* START Given data *
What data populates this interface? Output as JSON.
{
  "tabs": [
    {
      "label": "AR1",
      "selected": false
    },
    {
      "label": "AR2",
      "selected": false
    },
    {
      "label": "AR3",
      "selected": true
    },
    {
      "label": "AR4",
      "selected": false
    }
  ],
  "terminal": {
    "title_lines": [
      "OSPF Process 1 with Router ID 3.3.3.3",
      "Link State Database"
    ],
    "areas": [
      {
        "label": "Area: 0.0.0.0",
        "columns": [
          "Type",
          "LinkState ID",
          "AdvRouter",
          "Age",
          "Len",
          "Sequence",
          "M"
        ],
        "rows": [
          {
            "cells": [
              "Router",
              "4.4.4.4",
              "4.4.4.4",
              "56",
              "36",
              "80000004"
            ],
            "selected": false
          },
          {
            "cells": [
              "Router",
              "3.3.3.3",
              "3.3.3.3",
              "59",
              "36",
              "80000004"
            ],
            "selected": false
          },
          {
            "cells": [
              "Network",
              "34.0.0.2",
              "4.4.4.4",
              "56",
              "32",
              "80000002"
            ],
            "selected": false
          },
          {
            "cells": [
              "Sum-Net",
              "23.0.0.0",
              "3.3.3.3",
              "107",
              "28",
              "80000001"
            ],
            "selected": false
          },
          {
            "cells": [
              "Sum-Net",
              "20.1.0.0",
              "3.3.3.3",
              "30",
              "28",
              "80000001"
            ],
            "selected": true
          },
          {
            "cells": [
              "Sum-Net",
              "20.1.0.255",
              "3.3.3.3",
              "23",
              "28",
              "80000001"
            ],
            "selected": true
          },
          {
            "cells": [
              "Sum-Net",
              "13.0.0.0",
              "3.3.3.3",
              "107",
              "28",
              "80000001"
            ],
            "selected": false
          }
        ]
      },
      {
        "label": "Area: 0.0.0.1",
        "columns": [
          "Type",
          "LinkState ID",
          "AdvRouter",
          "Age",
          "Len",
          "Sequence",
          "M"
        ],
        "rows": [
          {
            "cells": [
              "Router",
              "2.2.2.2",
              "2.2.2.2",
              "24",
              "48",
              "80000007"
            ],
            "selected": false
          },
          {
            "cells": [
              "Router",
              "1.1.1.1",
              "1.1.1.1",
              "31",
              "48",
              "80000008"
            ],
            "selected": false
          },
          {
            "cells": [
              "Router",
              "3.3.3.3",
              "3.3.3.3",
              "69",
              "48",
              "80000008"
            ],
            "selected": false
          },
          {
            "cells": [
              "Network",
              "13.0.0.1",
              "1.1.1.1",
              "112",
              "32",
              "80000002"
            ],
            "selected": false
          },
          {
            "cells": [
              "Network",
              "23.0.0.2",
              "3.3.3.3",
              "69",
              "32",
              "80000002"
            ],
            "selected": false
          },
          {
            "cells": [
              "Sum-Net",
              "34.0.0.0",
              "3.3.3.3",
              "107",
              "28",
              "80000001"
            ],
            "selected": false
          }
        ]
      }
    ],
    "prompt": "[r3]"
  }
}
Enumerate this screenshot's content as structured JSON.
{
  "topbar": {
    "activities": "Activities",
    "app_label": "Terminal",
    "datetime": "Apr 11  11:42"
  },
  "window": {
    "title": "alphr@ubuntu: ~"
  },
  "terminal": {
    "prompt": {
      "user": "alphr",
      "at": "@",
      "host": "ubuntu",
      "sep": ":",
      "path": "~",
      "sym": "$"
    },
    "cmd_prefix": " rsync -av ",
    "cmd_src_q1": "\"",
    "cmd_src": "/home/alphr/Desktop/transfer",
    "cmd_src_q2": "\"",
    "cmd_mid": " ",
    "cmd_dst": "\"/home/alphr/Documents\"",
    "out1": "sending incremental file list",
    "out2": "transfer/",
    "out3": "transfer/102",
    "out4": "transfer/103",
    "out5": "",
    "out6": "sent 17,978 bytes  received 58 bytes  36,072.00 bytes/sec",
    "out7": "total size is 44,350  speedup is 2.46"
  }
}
* END Given data *
◆ Set task ◆
Return every entry exactly as given.

◆ Final result ◆
What data populates this interface? Output as JSON.
{
  "tabs": [
    {
      "label": "AR1",
      "selected": false
    },
    {
      "label": "AR2",
      "selected": false
    },
    {
      "label": "AR3",
      "selected": true
    },
    {
      "label": "AR4",
      "selected": false
    }
  ],
  "terminal": {
    "title_lines": [
      "OSPF Process 1 with Router ID 3.3.3.3",
      "Link State Database"
    ],
    "areas": [
      {
        "label": "Area: 0.0.0.0",
        "columns": [
          "Type",
          "LinkState ID",
          "AdvRouter",
          "Age",
          "Len",
          "Sequence",
          "M"
        ],
        "rows": [
          {
            "cells": [
              "Router",
              "4.4.4.4",
              "4.4.4.4",
              "56",
              "36",
              "80000004"
            ],
            "selected": false
          },
          {
            "cells": [
              "Router",
              "3.3.3.3",
              "3.3.3.3",
              "59",
              "36",
              "80000004"
            ],
            "selected": false
          },
          {
            "cells": [
              "Network",
              "34.0.0.2",
              "4.4.4.4",
              "56",
              "32",
              "80000002"
            ],
            "selected": false
          },
          {
            "cells": [
              "Sum-Net",
              "23.0.0.0",
              "3.3.3.3",
              "107",
              "28",
              "80000001"
            ],
            "selected": false
          },
          {
            "cells": [
              "Sum-Net",
              "20.1.0.0",
              "3.3.3.3",
              "30",
              "28",
              "80000001"
            ],
            "selected": true
          },
          {
            "cells": [
              "Sum-Net",
              "20.1.0.255",
              "3.3.3.3",
              "23",
              "28",
              "80000001"
            ],
            "selected": true
          },
          {
            "cells": [
              "Sum-Net",
              "13.0.0.0",
              "3.3.3.3",
              "107",
              "28",
              "80000001"
            ],
            "selected": false
          }
        ]
      },
      {
        "label": "Area: 0.0.0.1",
        "columns": [
          "Type",
          "LinkState ID",
          "AdvRouter",
          "Age",
          "Len",
          "Sequence",
          "M"
        ],
        "rows": [
          {
            "cells": [
              "Router",
              "2.2.2.2",
              "2.2.2.2",
              "24",
              "48",
              "80000007"
            ],
            "selected": false
          },
          {
            "cells": [
              "Router",
              "1.1.1.1",
              "1.1.1.1",
              "31",
              "48",
              "80000008"
            ],
            "selected": false
          },
          {
            "cells": [
              "Router",
              "3.3.3.3",
              "3.3.3.3",
              "69",
              "48",
              "80000008"
            ],
            "selected": false
          },
          {
            "cells": [
              "Network",
              "13.0.0.1",
              "1.1.1.1",
              "112",
              "32",
              "80000002"
            ],
            "selected": false
          },
          {
            "cells": [
              "Network",
              "23.0.0.2",
              "3.3.3.3",
              "69",
              "32",
              "80000002"
            ],
            "selected": false
          },
          {
            "cells": [
              "Sum-Net",
              "34.0.0.0",
              "3.3.3.3",
              "107",
              "28",
              "80000001"
            ],
            "selected": false
          }
        ]
      }
    ],
    "prompt": "[r3]"
  }
}
Enumerate this screenshot's content as structured JSON.
{
  "topbar": {
    "activities": "Activities",
    "app_label": "Terminal",
    "datetime": "Apr 11  11:42"
  },
  "window": {
    "title": "alphr@ubuntu: ~"
  },
  "terminal": {
    "prompt": {
      "user": "alphr",
      "at": "@",
      "host": "ubuntu",
      "sep": ":",
      "path": "~",
      "sym": "$"
    },
    "cmd_prefix": " rsync -av ",
    "cmd_src_q1": "\"",
    "cmd_src": "/home/alphr/Desktop/transfer",
    "cmd_src_q2": "\"",
    "cmd_mid": " ",
    "cmd_dst": "\"/home/alphr/Documents\"",
    "out1": "sending incremental file list",
    "out2": "transfer/",
    "out3": "transfer/102",
    "out4": "transfer/103",
    "out5": "",
    "out6": "sent 17,978 bytes  received 58 bytes  36,072.00 bytes/sec",
    "out7": "total size is 44,350  speedup is 2.46"
  }
}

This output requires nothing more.